(Collection entries)
========================================

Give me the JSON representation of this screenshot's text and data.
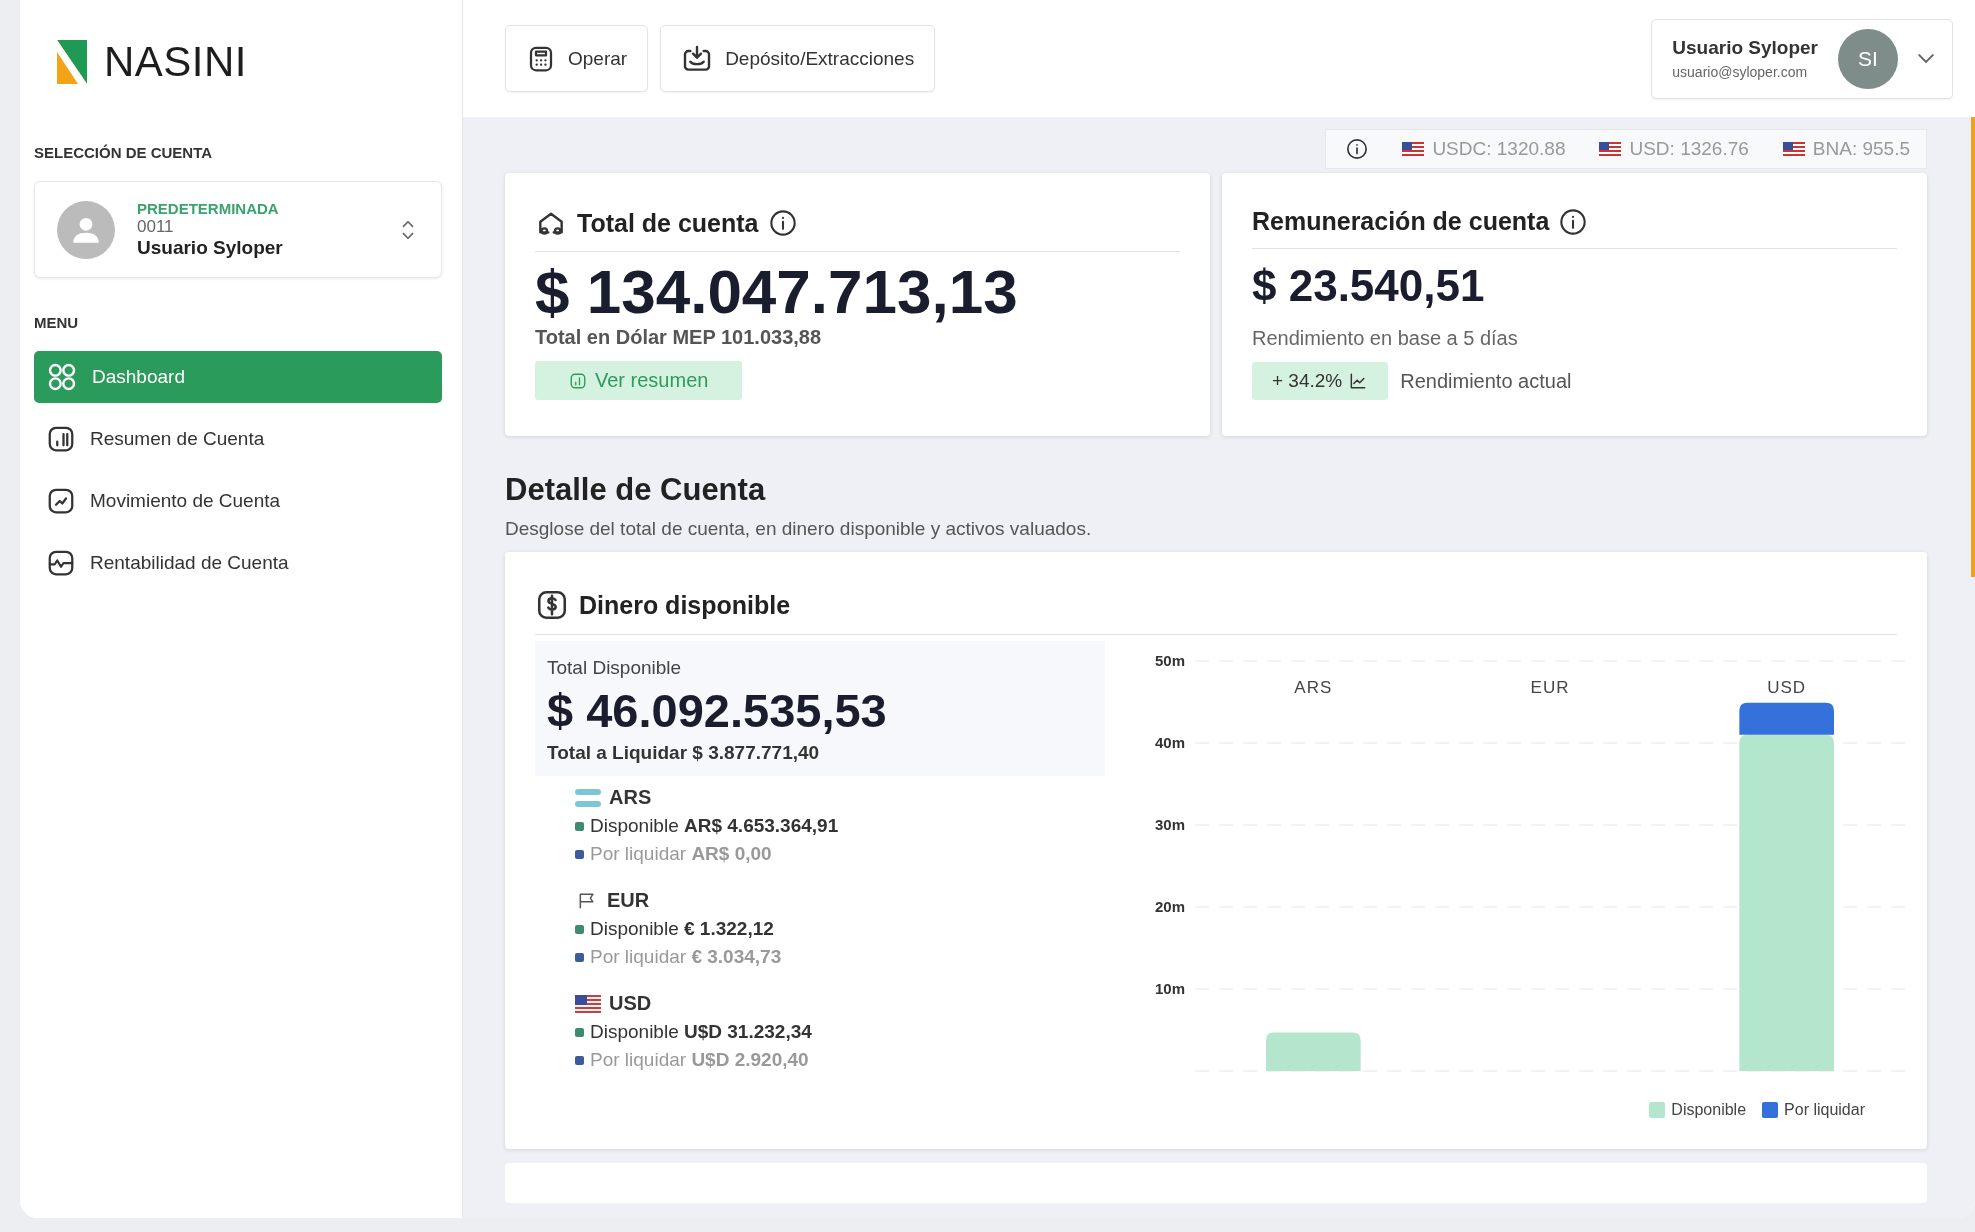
{
  "logo": {
    "text": "NASINI"
  },
  "account_selection": {
    "heading": "SELECCIÓN DE CUENTA",
    "badge": "PREDETERMINADA",
    "number": "0011",
    "name": "Usuario Syloper"
  },
  "menu": {
    "heading": "MENU",
    "items": [
      {
        "label": "Dashboard",
        "selected": true
      },
      {
        "label": "Resumen de Cuenta",
        "selected": false
      },
      {
        "label": "Movimiento de Cuenta",
        "selected": false
      },
      {
        "label": "Rentabilidad de Cuenta",
        "selected": false
      }
    ]
  },
  "toolbar": {
    "buttons": [
      "Operar",
      "Depósito/Extracciones"
    ]
  },
  "user": {
    "name": "Usuario Syloper",
    "email": "usuario@syloper.com",
    "initials": "SI"
  },
  "rates": [
    "USDC: 1320.88",
    "USD: 1326.76",
    "BNA: 955.5"
  ],
  "total_card": {
    "title": "Total de cuenta",
    "amount": "$ 134.047.713,13",
    "subtitle": "Total en Dólar MEP 101.033,88",
    "button": "Ver resumen"
  },
  "remuneration_card": {
    "title": "Remuneración de cuenta",
    "amount": "$ 23.540,51",
    "subtitle": "Rendimiento en base a 5 días",
    "badge": "+ 34.2%",
    "note": "Rendimiento actual"
  },
  "detail": {
    "title": "Detalle de Cuenta",
    "description": "Desglose del total de cuenta, en dinero disponible y activos valuados."
  },
  "available": {
    "title": "Dinero disponible",
    "total_label": "Total Disponible",
    "total_amount": "$ 46.092.535,53",
    "to_settle": "Total a Liquidar $ 3.877.771,40",
    "currencies": [
      {
        "code": "ARS",
        "available": "Disponible **AR$ 4.653.364,91**",
        "pending": "Por liquidar **AR$ 0,00**"
      },
      {
        "code": "EUR",
        "available": "Disponible **€ 1.322,12**",
        "pending": "Por liquidar **€ 3.034,73**"
      },
      {
        "code": "USD",
        "available": "Disponible **U$D 31.232,34**",
        "pending": "Por liquidar **U$D 2.920,40**"
      }
    ],
    "chart_data": {
      "type": "bar",
      "stacked": true,
      "grid": true,
      "legend": true,
      "categories": [
        "ARS",
        "EUR",
        "USD"
      ],
      "series": [
        {
          "name": "Disponible",
          "color": "#b3e6cc",
          "values": [
            4.7,
            0,
            41
          ]
        },
        {
          "name": "Por liquidar",
          "color": "#3571db",
          "values": [
            0,
            0,
            3.9
          ]
        }
      ],
      "ylim": [
        0,
        50
      ],
      "yticks": [
        {
          "value": 10,
          "label": "10m"
        },
        {
          "value": 20,
          "label": "20m"
        },
        {
          "value": 30,
          "label": "30m"
        },
        {
          "value": 40,
          "label": "40m"
        },
        {
          "value": 50,
          "label": "50m"
        }
      ]
    }
  }
}
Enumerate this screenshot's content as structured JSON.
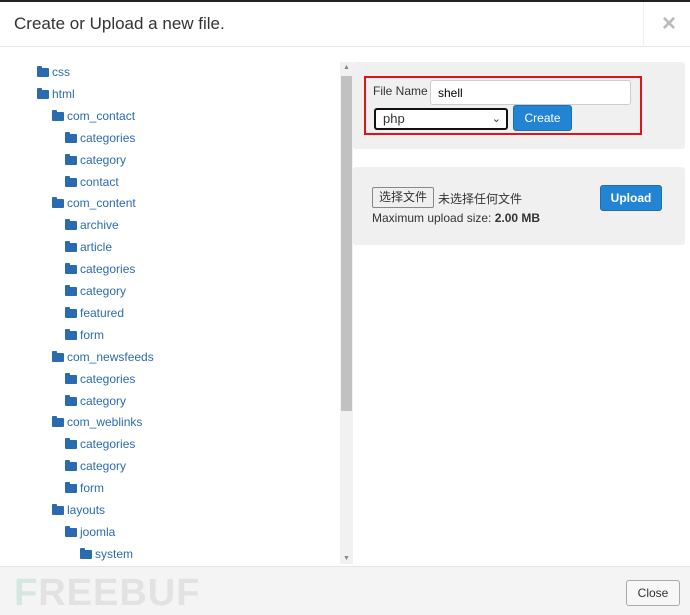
{
  "dialog": {
    "title": "Create or Upload a new file.",
    "close_icon": "×"
  },
  "tree": [
    {
      "label": "css",
      "level": 0
    },
    {
      "label": "html",
      "level": 0
    },
    {
      "label": "com_contact",
      "level": 1
    },
    {
      "label": "categories",
      "level": 2
    },
    {
      "label": "category",
      "level": 2
    },
    {
      "label": "contact",
      "level": 2
    },
    {
      "label": "com_content",
      "level": 1
    },
    {
      "label": "archive",
      "level": 2
    },
    {
      "label": "article",
      "level": 2
    },
    {
      "label": "categories",
      "level": 2
    },
    {
      "label": "category",
      "level": 2
    },
    {
      "label": "featured",
      "level": 2
    },
    {
      "label": "form",
      "level": 2
    },
    {
      "label": "com_newsfeeds",
      "level": 1
    },
    {
      "label": "categories",
      "level": 2
    },
    {
      "label": "category",
      "level": 2
    },
    {
      "label": "com_weblinks",
      "level": 1
    },
    {
      "label": "categories",
      "level": 2
    },
    {
      "label": "category",
      "level": 2
    },
    {
      "label": "form",
      "level": 2
    },
    {
      "label": "layouts",
      "level": 1
    },
    {
      "label": "joomla",
      "level": 2
    },
    {
      "label": "system",
      "level": 3
    }
  ],
  "create": {
    "label": "File Name",
    "value": "shell",
    "type_selected": "php",
    "button": "Create"
  },
  "upload": {
    "choose_button": "选择文件",
    "no_file": "未选择任何文件",
    "max_label": "Maximum upload size:",
    "max_value": "2.00 MB",
    "button": "Upload"
  },
  "footer": {
    "close": "Close",
    "watermark": "FREEBUF"
  },
  "colors": {
    "accent": "#2384d3",
    "highlight": "#e0121b",
    "link": "#2a6bb0"
  }
}
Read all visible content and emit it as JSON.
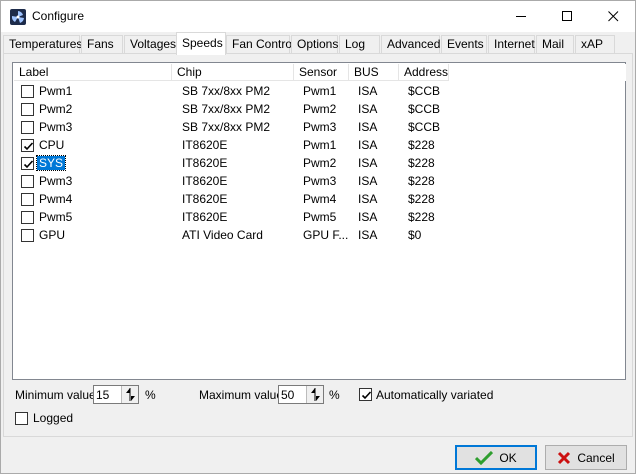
{
  "window": {
    "title": "Configure"
  },
  "tabs": [
    {
      "label": "Temperatures"
    },
    {
      "label": "Fans"
    },
    {
      "label": "Voltages"
    },
    {
      "label": "Speeds",
      "active": true
    },
    {
      "label": "Fan Control"
    },
    {
      "label": "Options"
    },
    {
      "label": "Log"
    },
    {
      "label": "Advanced"
    },
    {
      "label": "Events"
    },
    {
      "label": "Internet"
    },
    {
      "label": "Mail"
    },
    {
      "label": "xAP"
    }
  ],
  "list": {
    "columns": [
      "Label",
      "Chip",
      "Sensor",
      "BUS",
      "Address"
    ],
    "rows": [
      {
        "checked": false,
        "label": "Pwm1",
        "chip": "SB 7xx/8xx PM2",
        "sensor": "Pwm1",
        "bus": "ISA",
        "address": "$CCB"
      },
      {
        "checked": false,
        "label": "Pwm2",
        "chip": "SB 7xx/8xx PM2",
        "sensor": "Pwm2",
        "bus": "ISA",
        "address": "$CCB"
      },
      {
        "checked": false,
        "label": "Pwm3",
        "chip": "SB 7xx/8xx PM2",
        "sensor": "Pwm3",
        "bus": "ISA",
        "address": "$CCB"
      },
      {
        "checked": true,
        "label": "CPU",
        "chip": "IT8620E",
        "sensor": "Pwm1",
        "bus": "ISA",
        "address": "$228"
      },
      {
        "checked": true,
        "label": "SYS",
        "chip": "IT8620E",
        "sensor": "Pwm2",
        "bus": "ISA",
        "address": "$228",
        "selected": true
      },
      {
        "checked": false,
        "label": "Pwm3",
        "chip": "IT8620E",
        "sensor": "Pwm3",
        "bus": "ISA",
        "address": "$228"
      },
      {
        "checked": false,
        "label": "Pwm4",
        "chip": "IT8620E",
        "sensor": "Pwm4",
        "bus": "ISA",
        "address": "$228"
      },
      {
        "checked": false,
        "label": "Pwm5",
        "chip": "IT8620E",
        "sensor": "Pwm5",
        "bus": "ISA",
        "address": "$228"
      },
      {
        "checked": false,
        "label": "GPU",
        "chip": "ATI Video Card",
        "sensor": "GPU F...",
        "bus": "ISA",
        "address": "$0"
      }
    ]
  },
  "controls": {
    "min_label": "Minimum value",
    "min_value": "15",
    "min_unit": "%",
    "max_label": "Maximum value",
    "max_value": "50",
    "max_unit": "%",
    "auto_label": "Automatically variated",
    "auto_checked": true,
    "logged_label": "Logged",
    "logged_checked": false
  },
  "buttons": {
    "ok_label": "OK",
    "cancel_label": "Cancel"
  },
  "colors": {
    "selection": "#0078d7",
    "ok_icon": "#2e9e2e",
    "cancel_icon": "#cc1010"
  }
}
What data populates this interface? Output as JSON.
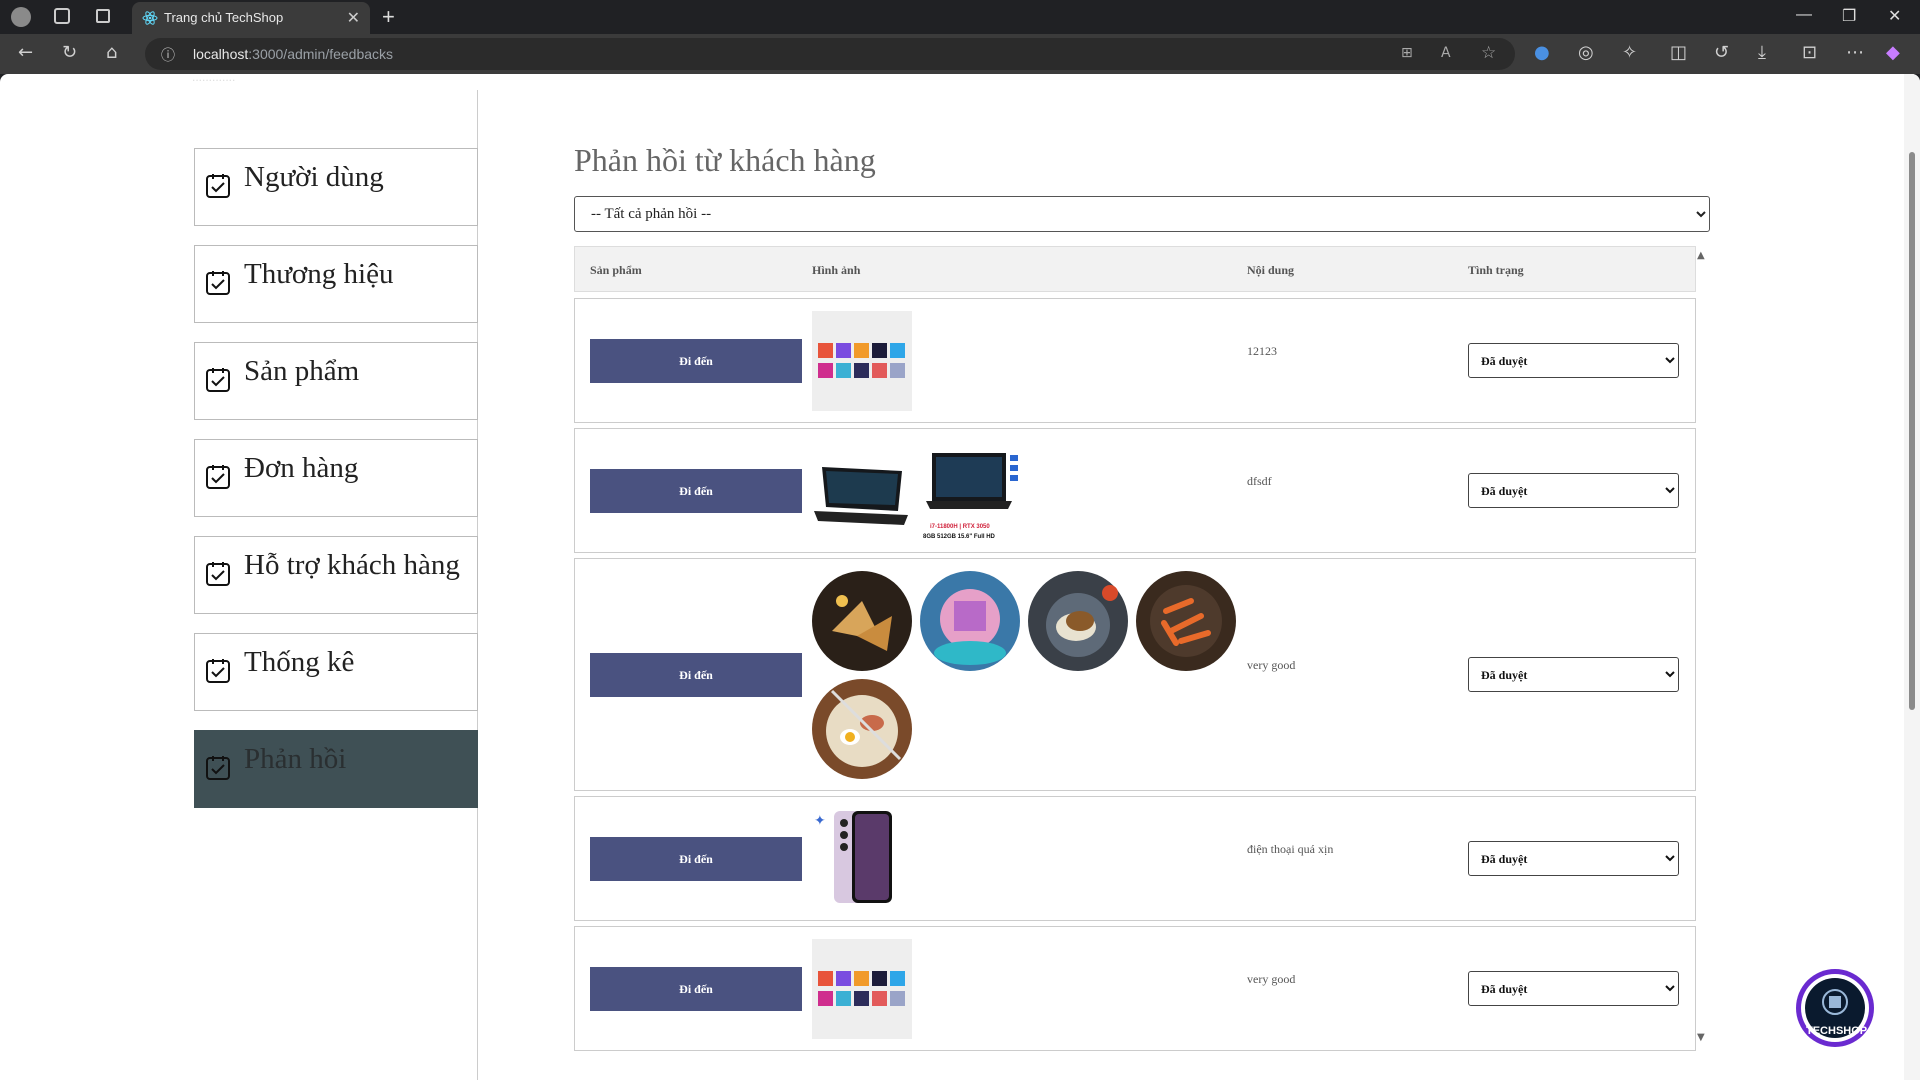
{
  "browser": {
    "tab_title": "Trang chủ TechShop",
    "url_host": "localhost",
    "url_rest": ":3000/admin/feedbacks"
  },
  "sidebar": {
    "items": [
      {
        "label": "Người dùng",
        "active": false
      },
      {
        "label": "Thương hiệu",
        "active": false
      },
      {
        "label": "Sản phẩm",
        "active": false
      },
      {
        "label": "Đơn hàng",
        "active": false
      },
      {
        "label": "Hỗ trợ khách hàng",
        "active": false
      },
      {
        "label": "Thống kê",
        "active": false
      },
      {
        "label": "Phản hồi",
        "active": true
      }
    ]
  },
  "main": {
    "title": "Phản hồi từ khách hàng",
    "filter_value": "-- Tất cả phản hồi --",
    "columns": [
      "Sản phẩm",
      "Hình ảnh",
      "Nội dung",
      "Tình trạng"
    ],
    "go_label": "Đi đến",
    "rows": [
      {
        "content": "12123",
        "status": "Đã duyệt",
        "images": [
          "gradient-grid"
        ]
      },
      {
        "content": "dfsdf",
        "status": "Đã duyệt",
        "images": [
          "laptop-1",
          "laptop-2"
        ]
      },
      {
        "content": "very good",
        "status": "Đã duyệt",
        "images": [
          "food-1",
          "food-2",
          "food-3",
          "food-4",
          "food-5"
        ]
      },
      {
        "content": "điện thoại quá xịn",
        "status": "Đã duyệt",
        "images": [
          "phone"
        ]
      },
      {
        "content": "very good",
        "status": "Đã duyệt",
        "images": [
          "gradient-grid"
        ]
      }
    ]
  },
  "laptop_caption": {
    "line1": "i7-11800H | RTX 3050",
    "line2": "8GB 512GB 15.6\" Full HD"
  },
  "logo_text": "TECHSHOP"
}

========================================

[YOUR OBJECTIVE]: A line counts if it holds the word "Rendimiento". Work out how many lines in the listing count, and give only that number.

[FINISHED EXERCISE]: 2